**Data for this task:**
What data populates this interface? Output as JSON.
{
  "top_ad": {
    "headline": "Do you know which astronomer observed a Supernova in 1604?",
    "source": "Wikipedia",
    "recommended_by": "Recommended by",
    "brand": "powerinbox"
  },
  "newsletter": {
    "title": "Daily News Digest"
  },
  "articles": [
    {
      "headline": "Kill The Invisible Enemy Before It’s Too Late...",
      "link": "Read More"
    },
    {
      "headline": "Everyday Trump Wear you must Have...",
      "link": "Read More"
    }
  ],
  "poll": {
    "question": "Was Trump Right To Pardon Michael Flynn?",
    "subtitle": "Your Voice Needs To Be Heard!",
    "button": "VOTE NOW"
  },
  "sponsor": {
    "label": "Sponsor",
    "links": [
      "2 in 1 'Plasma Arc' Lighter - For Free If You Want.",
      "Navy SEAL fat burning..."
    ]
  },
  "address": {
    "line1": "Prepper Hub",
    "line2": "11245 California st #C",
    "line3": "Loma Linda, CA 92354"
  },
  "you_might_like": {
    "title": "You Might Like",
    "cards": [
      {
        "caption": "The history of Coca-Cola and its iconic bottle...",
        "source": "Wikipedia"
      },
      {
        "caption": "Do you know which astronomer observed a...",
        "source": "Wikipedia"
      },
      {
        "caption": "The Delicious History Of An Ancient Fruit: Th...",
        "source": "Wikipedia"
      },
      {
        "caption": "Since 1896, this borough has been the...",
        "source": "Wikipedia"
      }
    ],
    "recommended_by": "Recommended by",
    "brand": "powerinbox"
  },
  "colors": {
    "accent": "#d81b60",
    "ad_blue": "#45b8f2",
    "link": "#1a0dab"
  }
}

**Job:** Pick out the lines that contain "observed" and copy them.

**Solution to this exercise:**
    "headline": "Do you know which astronomer observed a Supernova in 1604?",
        "caption": "Do you know which astronomer observed a...",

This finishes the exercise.